- TASK OBJECTIVE -
Check every line below for the word "Центральная" and copy the ones that have it.

START EXTRACTED MATERIAL

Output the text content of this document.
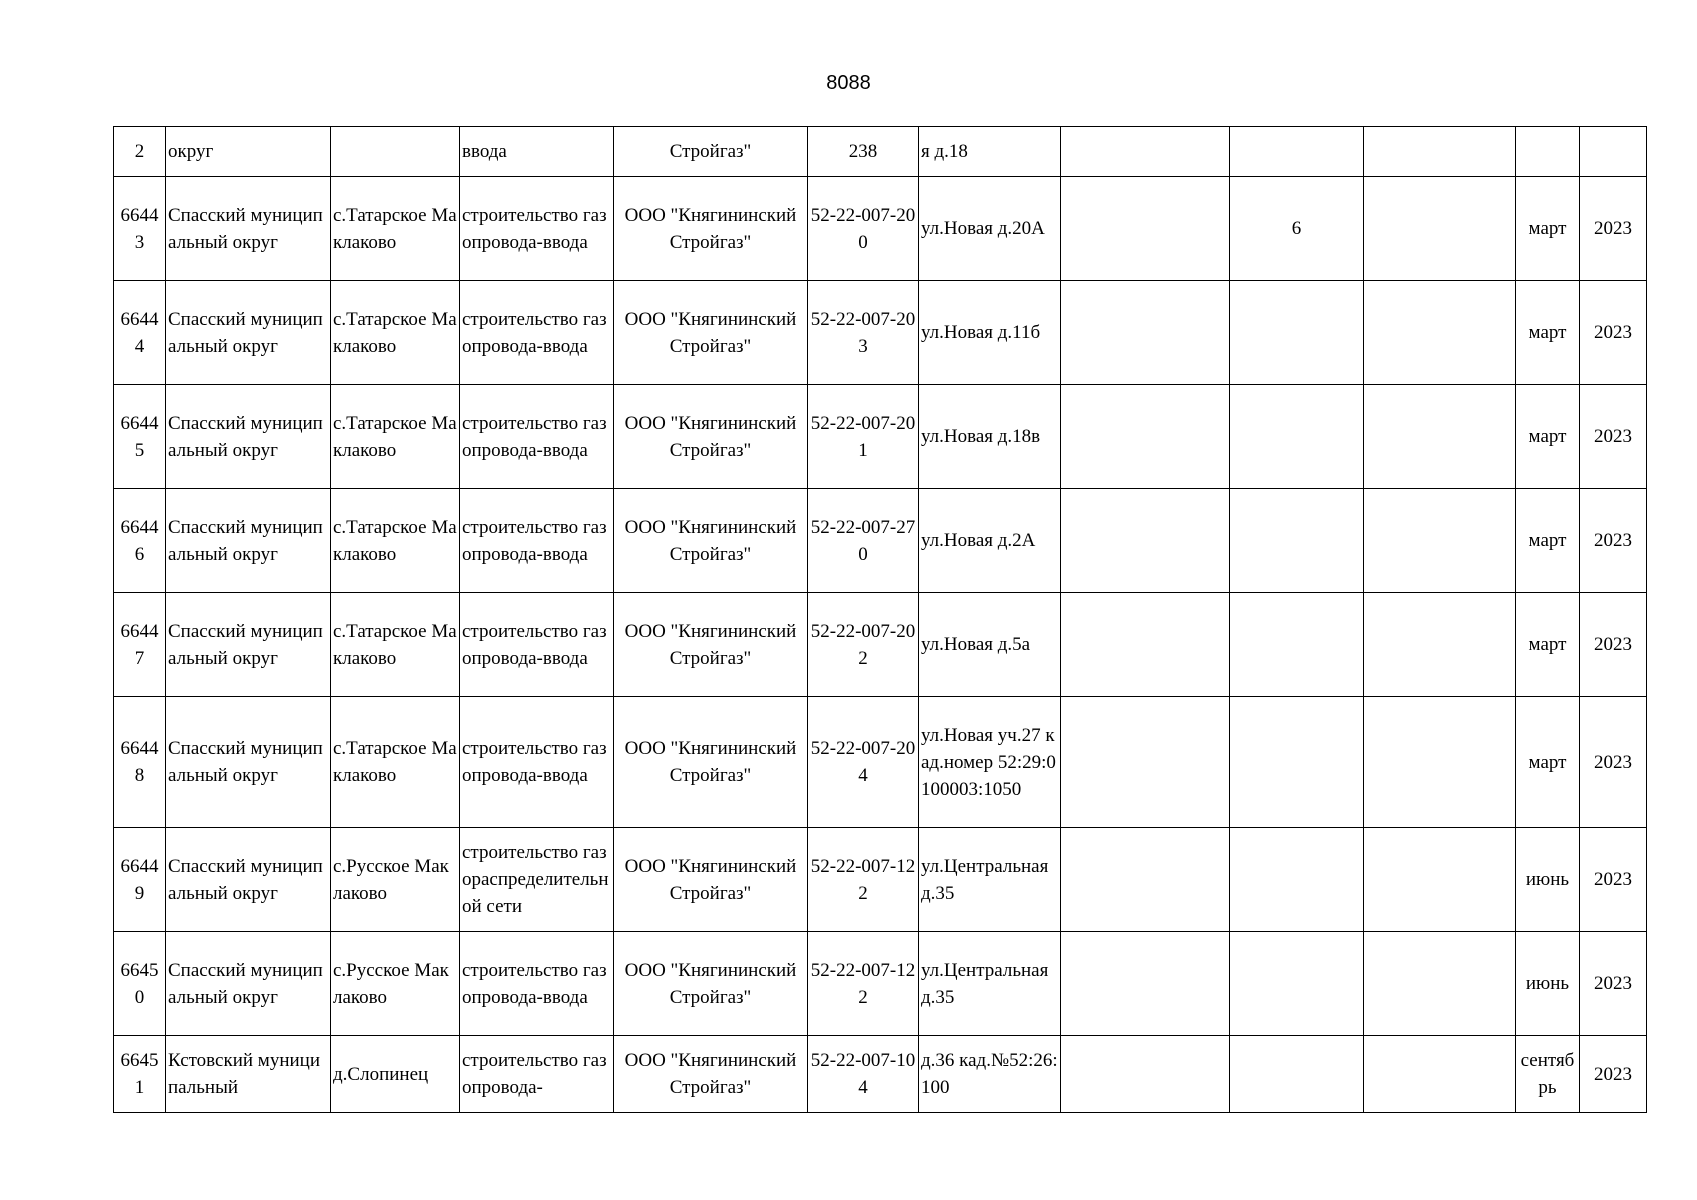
8088
2	округ		ввода	Стройгаз"	238	я д.18					
66443	Спасский муниципальный округ	с.Татарское Маклаково	строительство газопровода-ввода	ООО "Княгининский Стройгаз"	52-22-007-200	ул.Новая д.20А		6		март	2023
66444	Спасский муниципальный округ	с.Татарское Маклаково	строительство газопровода-ввода	ООО "Княгининский Стройгаз"	52-22-007-203	ул.Новая д.11б				март	2023
66445	Спасский муниципальный округ	с.Татарское Маклаково	строительство газопровода-ввода	ООО "Княгининский Стройгаз"	52-22-007-201	ул.Новая д.18в				март	2023
66446	Спасский муниципальный округ	с.Татарское Маклаково	строительство газопровода-ввода	ООО "Княгининский Стройгаз"	52-22-007-270	ул.Новая д.2А				март	2023
66447	Спасский муниципальный округ	с.Татарское Маклаково	строительство газопровода-ввода	ООО "Княгининский Стройгаз"	52-22-007-202	ул.Новая д.5а				март	2023
66448	Спасский муниципальный округ	с.Татарское Маклаково	строительство газопровода-ввода	ООО "Княгининский Стройгаз"	52-22-007-204	ул.Новая уч.27 кад.номер 52:29:0100003:1050				март	2023
66449	Спасский муниципальный округ	с.Русское Маклаково	строительство газораспределительной сети	ООО "Княгининский Стройгаз"	52-22-007-122	ул.Центральная д.35				июнь	2023
66450	Спасский муниципальный округ	с.Русское Маклаково	строительство газопровода-ввода	ООО "Княгининский Стройгаз"	52-22-007-122	ул.Центральная д.35				июнь	2023
66451	Кстовский муниципальный	д.Слопинец	строительство газопровода-	ООО "Княгининский Стройгаз"	52-22-007-104	д.36 кад.№52:26:100				сентябрь	2023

END EXTRACTED MATERIAL

- RESULT OF THE EXERCISE -
66449	Спасский муниципальный округ	с.Русское Маклаково	строительство газораспределительной сети	ООО "Княгининский Стройгаз"	52-22-007-122	ул.Центральная д.35				июнь	2023
66450	Спасский муниципальный округ	с.Русское Маклаково	строительство газопровода-ввода	ООО "Княгининский Стройгаз"	52-22-007-122	ул.Центральная д.35				июнь	2023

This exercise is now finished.